### INFORMATION PROVIDED
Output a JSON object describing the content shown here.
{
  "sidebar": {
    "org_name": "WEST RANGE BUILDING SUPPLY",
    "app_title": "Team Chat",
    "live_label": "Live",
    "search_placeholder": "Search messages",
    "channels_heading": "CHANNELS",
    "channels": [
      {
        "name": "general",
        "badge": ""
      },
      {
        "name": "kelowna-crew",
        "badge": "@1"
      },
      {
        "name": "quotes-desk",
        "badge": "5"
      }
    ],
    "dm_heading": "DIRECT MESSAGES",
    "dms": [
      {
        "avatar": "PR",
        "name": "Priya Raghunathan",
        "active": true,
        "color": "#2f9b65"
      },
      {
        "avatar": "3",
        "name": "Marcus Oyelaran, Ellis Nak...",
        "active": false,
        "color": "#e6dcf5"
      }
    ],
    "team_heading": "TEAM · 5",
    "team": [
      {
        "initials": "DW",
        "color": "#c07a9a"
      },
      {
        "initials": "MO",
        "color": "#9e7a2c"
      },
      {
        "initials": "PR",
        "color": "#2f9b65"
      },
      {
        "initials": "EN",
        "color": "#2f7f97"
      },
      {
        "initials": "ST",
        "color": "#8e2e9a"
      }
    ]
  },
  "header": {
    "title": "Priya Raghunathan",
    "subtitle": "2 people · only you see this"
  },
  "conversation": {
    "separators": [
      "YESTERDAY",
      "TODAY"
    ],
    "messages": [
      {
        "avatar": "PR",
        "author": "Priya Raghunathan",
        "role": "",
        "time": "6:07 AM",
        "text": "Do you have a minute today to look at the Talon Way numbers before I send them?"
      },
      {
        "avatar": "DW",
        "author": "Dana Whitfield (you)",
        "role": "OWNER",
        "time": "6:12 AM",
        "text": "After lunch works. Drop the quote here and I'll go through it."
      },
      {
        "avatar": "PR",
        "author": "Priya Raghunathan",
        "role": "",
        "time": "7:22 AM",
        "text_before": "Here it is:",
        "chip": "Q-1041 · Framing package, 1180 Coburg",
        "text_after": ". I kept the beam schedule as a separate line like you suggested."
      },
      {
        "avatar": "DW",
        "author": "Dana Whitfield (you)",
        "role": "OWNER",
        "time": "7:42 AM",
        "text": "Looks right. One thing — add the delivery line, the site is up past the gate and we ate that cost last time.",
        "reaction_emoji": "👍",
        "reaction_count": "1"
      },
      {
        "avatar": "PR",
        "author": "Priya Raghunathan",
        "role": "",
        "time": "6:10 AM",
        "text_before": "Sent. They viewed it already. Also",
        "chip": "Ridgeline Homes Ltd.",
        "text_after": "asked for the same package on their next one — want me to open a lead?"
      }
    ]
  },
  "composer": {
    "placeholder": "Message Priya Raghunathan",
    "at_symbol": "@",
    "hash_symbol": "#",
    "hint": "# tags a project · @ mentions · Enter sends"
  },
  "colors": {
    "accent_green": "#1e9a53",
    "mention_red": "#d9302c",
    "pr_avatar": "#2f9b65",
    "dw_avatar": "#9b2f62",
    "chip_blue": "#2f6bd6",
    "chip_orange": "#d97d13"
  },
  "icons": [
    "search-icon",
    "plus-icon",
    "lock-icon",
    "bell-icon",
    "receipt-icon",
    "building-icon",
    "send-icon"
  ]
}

### SET PROBLEM
Above are entries; state the number of lines among them that contain "package", and nothing else.

### ANSWER TO THIS PROBLEM
2